Extracted data entries:
──────

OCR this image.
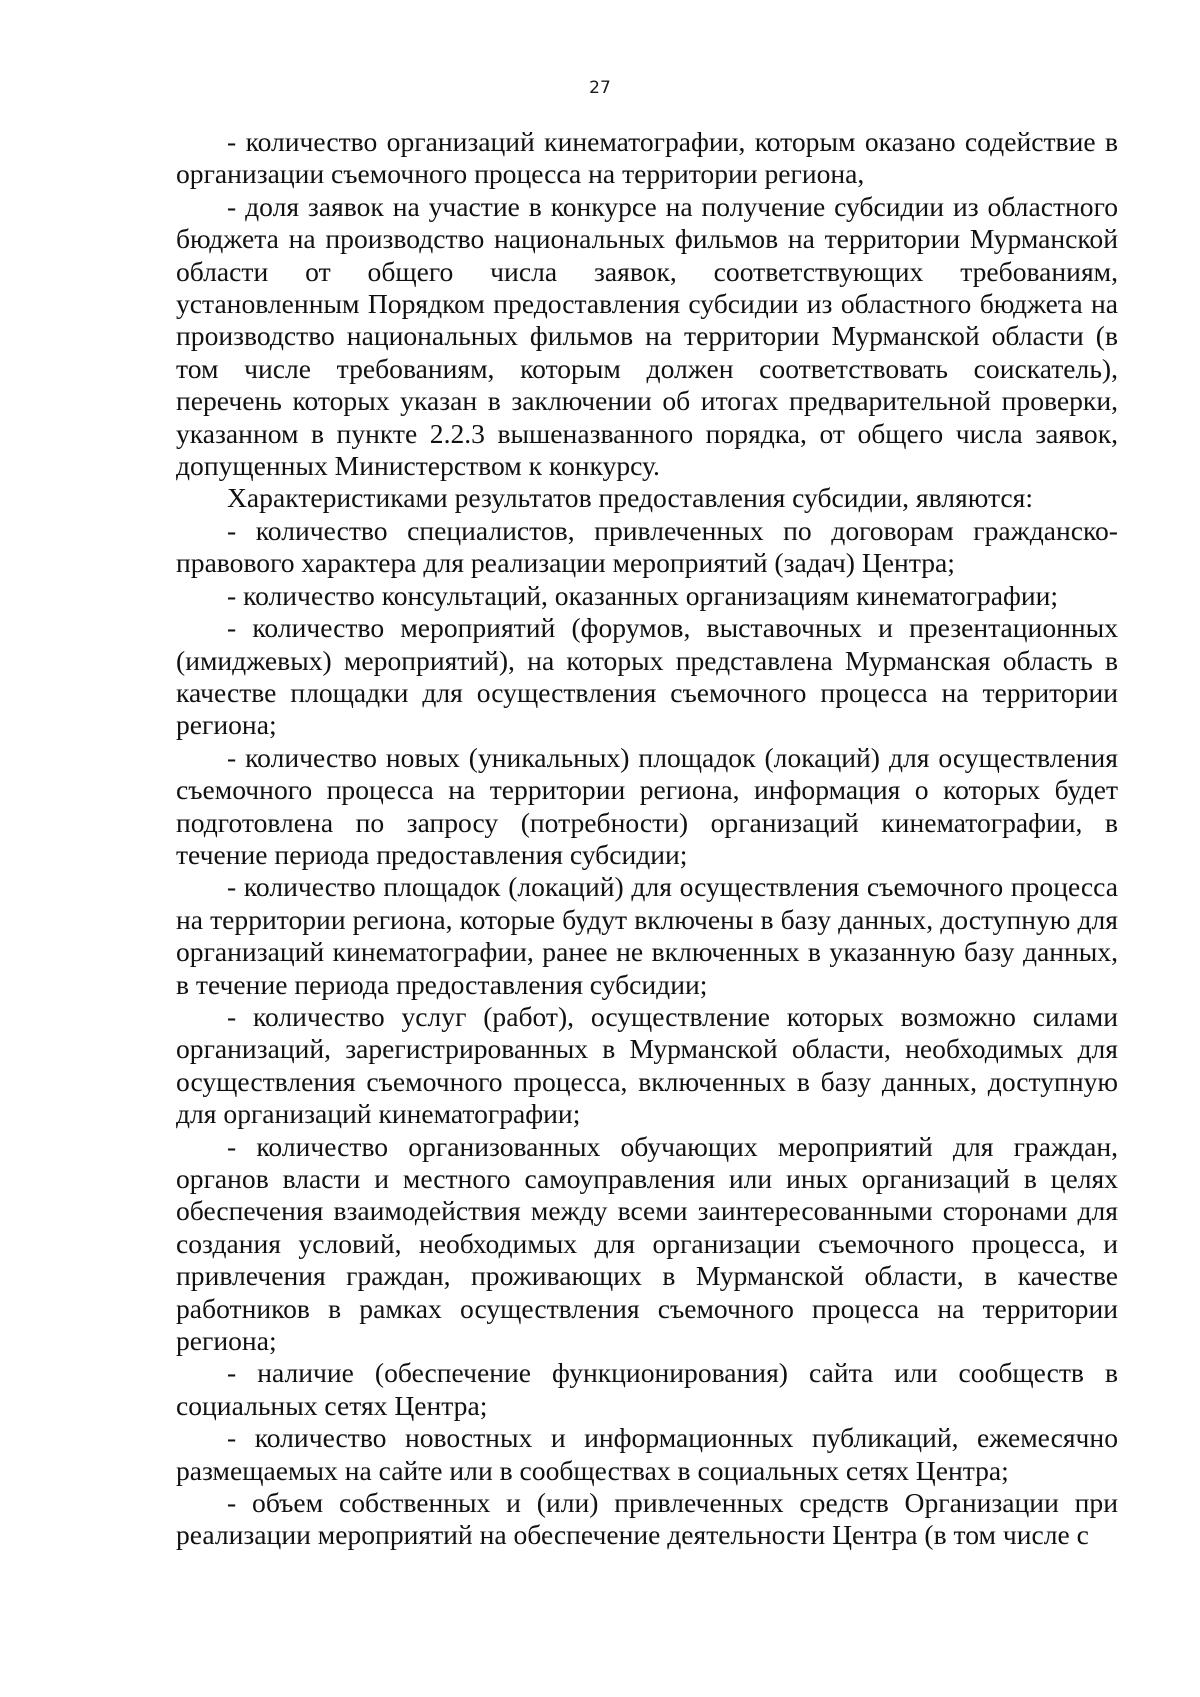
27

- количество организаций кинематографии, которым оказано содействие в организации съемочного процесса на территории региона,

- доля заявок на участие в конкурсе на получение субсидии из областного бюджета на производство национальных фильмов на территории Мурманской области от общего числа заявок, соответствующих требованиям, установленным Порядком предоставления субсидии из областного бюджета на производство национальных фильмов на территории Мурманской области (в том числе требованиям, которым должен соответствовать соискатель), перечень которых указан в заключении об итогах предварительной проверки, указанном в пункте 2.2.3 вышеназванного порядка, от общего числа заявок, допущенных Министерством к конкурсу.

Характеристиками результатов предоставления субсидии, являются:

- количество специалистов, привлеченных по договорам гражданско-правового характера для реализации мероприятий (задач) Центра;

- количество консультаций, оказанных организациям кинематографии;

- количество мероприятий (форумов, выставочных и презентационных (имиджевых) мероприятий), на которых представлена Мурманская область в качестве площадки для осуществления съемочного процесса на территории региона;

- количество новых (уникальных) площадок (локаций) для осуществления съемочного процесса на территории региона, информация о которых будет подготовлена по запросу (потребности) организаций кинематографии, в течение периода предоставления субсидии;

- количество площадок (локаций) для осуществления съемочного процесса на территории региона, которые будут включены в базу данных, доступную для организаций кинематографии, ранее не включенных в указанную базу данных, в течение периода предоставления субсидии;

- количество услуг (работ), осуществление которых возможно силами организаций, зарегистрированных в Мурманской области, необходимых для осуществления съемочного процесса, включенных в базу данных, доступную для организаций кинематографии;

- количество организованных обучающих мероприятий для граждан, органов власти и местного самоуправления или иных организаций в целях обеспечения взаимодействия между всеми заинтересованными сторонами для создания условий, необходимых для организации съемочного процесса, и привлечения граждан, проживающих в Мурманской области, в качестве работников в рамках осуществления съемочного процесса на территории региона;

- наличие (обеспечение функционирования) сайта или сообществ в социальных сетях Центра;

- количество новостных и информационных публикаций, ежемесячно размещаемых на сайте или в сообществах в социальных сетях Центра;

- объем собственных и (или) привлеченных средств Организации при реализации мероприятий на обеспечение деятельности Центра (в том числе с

──────

GIVEN TASK => Find the word "включенных" and list each line it appears in.

TASK OUTPUT =>
- количество площадок (локаций) для осуществления съемочного процесса на территории региона, которые будут включены в базу данных, доступную для организаций кинематографии, ранее не включенных в указанную базу данных, в течение периода предоставления субсидии;
- количество услуг (работ), осуществление которых возможно силами организаций, зарегистрированных в Мурманской области, необходимых для осуществления съемочного процесса, включенных в базу данных, доступную для организаций кинематографии;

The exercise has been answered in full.